Data entries =>
>> begin
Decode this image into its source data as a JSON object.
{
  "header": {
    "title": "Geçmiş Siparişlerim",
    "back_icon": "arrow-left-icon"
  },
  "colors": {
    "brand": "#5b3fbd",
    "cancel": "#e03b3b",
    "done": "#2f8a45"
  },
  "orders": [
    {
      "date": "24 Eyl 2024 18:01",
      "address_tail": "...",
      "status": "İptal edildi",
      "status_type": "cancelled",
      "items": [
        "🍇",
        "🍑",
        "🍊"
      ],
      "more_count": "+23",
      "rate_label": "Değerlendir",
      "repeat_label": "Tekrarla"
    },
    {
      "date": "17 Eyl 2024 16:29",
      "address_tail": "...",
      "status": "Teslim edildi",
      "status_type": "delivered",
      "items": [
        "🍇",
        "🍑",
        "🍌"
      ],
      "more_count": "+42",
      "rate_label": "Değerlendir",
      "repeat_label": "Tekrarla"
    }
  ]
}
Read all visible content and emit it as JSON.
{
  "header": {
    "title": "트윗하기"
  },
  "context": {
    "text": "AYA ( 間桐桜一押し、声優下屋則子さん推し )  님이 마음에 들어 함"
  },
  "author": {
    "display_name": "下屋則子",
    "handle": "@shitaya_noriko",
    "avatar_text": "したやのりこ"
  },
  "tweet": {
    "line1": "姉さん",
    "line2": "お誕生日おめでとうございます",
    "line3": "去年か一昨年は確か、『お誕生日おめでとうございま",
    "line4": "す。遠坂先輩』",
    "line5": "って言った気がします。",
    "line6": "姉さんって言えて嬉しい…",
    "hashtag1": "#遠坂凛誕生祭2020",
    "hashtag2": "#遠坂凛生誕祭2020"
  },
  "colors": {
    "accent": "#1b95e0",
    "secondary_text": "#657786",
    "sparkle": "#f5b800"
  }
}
>> end
Requirement => In the records above, find each line holding "date" and copy it.

Response to the exercise =>
      "date": "24 Eyl 2024 18:01",
      "date": "17 Eyl 2024 16:29",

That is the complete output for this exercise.